Copy out the data below line for line, keeping every character as it is.

══ TASK MATERIAL ══

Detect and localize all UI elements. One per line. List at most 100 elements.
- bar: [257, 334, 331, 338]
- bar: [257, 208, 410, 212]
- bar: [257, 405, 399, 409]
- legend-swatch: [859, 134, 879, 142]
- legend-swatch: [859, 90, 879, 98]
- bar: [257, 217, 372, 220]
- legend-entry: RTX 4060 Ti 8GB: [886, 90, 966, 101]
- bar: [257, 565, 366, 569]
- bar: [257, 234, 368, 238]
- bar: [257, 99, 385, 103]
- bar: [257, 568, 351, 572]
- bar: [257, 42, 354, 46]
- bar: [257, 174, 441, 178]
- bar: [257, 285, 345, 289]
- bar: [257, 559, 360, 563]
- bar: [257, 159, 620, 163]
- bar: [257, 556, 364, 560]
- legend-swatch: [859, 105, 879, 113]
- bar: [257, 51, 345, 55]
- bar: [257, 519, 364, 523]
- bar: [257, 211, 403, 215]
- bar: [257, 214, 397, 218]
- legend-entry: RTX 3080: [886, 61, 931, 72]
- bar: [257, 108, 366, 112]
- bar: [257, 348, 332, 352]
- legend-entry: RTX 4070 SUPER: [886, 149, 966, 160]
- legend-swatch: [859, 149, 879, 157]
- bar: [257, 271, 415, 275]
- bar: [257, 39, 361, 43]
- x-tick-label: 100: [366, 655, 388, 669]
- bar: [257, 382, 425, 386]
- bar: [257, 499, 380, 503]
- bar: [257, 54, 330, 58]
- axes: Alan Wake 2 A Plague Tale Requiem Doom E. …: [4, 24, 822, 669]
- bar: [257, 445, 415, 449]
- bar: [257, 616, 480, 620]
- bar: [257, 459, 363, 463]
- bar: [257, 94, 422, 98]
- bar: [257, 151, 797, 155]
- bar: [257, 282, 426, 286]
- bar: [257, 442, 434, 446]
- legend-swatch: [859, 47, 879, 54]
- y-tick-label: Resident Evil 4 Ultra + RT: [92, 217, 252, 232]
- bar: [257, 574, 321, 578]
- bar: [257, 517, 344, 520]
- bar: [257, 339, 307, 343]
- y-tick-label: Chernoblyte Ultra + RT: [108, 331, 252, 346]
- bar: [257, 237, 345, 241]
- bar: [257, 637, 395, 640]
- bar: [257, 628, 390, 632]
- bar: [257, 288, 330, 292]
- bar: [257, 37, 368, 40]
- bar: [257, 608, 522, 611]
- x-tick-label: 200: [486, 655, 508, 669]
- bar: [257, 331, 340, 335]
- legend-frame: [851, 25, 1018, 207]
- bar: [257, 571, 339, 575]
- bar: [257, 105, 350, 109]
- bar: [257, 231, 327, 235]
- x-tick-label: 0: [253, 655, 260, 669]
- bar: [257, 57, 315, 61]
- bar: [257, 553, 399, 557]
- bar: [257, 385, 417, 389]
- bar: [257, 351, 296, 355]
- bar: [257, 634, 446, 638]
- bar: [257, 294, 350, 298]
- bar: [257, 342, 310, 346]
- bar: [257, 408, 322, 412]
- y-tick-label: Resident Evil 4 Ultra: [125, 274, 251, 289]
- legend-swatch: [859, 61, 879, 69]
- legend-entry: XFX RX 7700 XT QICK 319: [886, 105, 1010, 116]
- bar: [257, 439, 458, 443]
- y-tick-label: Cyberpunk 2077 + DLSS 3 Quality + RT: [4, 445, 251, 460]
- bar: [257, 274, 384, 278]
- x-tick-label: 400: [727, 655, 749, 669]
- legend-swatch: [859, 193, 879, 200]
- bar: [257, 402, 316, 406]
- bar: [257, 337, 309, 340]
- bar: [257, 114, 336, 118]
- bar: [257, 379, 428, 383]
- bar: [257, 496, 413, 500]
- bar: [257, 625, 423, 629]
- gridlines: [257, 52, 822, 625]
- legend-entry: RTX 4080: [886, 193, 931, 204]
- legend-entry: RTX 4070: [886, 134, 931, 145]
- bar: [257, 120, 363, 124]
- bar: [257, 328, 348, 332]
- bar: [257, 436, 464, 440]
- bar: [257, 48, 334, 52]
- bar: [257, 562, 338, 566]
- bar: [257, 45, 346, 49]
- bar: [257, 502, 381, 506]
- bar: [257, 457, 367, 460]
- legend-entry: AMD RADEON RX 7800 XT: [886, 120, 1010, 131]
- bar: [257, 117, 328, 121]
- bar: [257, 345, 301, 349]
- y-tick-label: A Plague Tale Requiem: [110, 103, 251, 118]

═══

**RESULT FOR THIS TASK:**
Detect and localize all UI elements. One per line. List at most 100 elements.
- bar: [257, 334, 331, 338]
- bar: [257, 208, 410, 212]
- bar: [257, 405, 399, 409]
- legend-swatch: [859, 134, 879, 142]
- legend-swatch: [859, 90, 879, 98]
- bar: [257, 217, 372, 220]
- legend-entry: RTX 4060 Ti 8GB: [886, 90, 966, 101]
- bar: [257, 565, 366, 569]
- bar: [257, 234, 368, 238]
- bar: [257, 99, 385, 103]
- bar: [257, 568, 351, 572]
- bar: [257, 42, 354, 46]
- bar: [257, 174, 441, 178]
- bar: [257, 285, 345, 289]
- bar: [257, 559, 360, 563]
- bar: [257, 159, 620, 163]
- bar: [257, 556, 364, 560]
- legend-swatch: [859, 105, 879, 113]
- bar: [257, 51, 345, 55]
- bar: [257, 519, 364, 523]
- bar: [257, 211, 403, 215]
- bar: [257, 214, 397, 218]
- legend-entry: RTX 3080: [886, 61, 931, 72]
- bar: [257, 108, 366, 112]
- bar: [257, 348, 332, 352]
- legend-entry: RTX 4070 SUPER: [886, 149, 966, 160]
- legend-swatch: [859, 149, 879, 157]
- bar: [257, 271, 415, 275]
- bar: [257, 39, 361, 43]
- x-tick-label: 100: [366, 655, 388, 669]
- bar: [257, 382, 425, 386]
- bar: [257, 499, 380, 503]
- bar: [257, 54, 330, 58]
- axes: Alan Wake 2 A Plague Tale Requiem Doom E. …: [4, 24, 822, 669]
- bar: [257, 445, 415, 449]
- bar: [257, 616, 480, 620]
- bar: [257, 459, 363, 463]
- bar: [257, 94, 422, 98]
- bar: [257, 151, 797, 155]
- bar: [257, 282, 426, 286]
- bar: [257, 442, 434, 446]
- legend-swatch: [859, 47, 879, 54]
- y-tick-label: Resident Evil 4 Ultra + RT: [92, 217, 252, 232]
- bar: [257, 574, 321, 578]
- bar: [257, 517, 344, 520]
- bar: [257, 339, 307, 343]
- y-tick-label: Chernoblyte Ultra + RT: [108, 331, 252, 346]
- bar: [257, 237, 345, 241]
- bar: [257, 637, 395, 640]
- bar: [257, 628, 390, 632]
- bar: [257, 288, 330, 292]
- bar: [257, 37, 368, 40]
- bar: [257, 608, 522, 611]
- x-tick-label: 200: [486, 655, 508, 669]
- bar: [257, 331, 340, 335]
- legend-frame: [851, 25, 1018, 207]
- bar: [257, 571, 339, 575]
- bar: [257, 105, 350, 109]
- bar: [257, 231, 327, 235]
- x-tick-label: 0: [253, 655, 260, 669]
- bar: [257, 57, 315, 61]
- bar: [257, 553, 399, 557]
- bar: [257, 385, 417, 389]
- bar: [257, 351, 296, 355]
- bar: [257, 634, 446, 638]
- bar: [257, 294, 350, 298]
- bar: [257, 342, 310, 346]
- bar: [257, 408, 322, 412]
- y-tick-label: Resident Evil 4 Ultra: [125, 274, 251, 289]
- legend-swatch: [859, 61, 879, 69]
- legend-entry: XFX RX 7700 XT QICK 319: [886, 105, 1010, 116]
- bar: [257, 439, 458, 443]
- y-tick-label: Cyberpunk 2077 + DLSS 3 Quality + RT: [4, 445, 251, 460]
- bar: [257, 274, 384, 278]
- x-tick-label: 400: [727, 655, 749, 669]
- legend-swatch: [859, 193, 879, 200]
- bar: [257, 402, 316, 406]
- bar: [257, 337, 309, 340]
- bar: [257, 114, 336, 118]
- bar: [257, 379, 428, 383]
- bar: [257, 496, 413, 500]
- bar: [257, 625, 423, 629]
- gridlines: [257, 52, 822, 625]
- legend-entry: RTX 4080: [886, 193, 931, 204]
- legend-entry: RTX 4070: [886, 134, 931, 145]
- bar: [257, 120, 363, 124]
- bar: [257, 328, 348, 332]
- bar: [257, 436, 464, 440]
- bar: [257, 48, 334, 52]
- bar: [257, 562, 338, 566]
- bar: [257, 45, 346, 49]
- bar: [257, 502, 381, 506]
- bar: [257, 457, 367, 460]
- legend-entry: AMD RADEON RX 7800 XT: [886, 120, 1010, 131]
- bar: [257, 117, 328, 121]
- bar: [257, 345, 301, 349]
- y-tick-label: A Plague Tale Requiem: [110, 103, 251, 118]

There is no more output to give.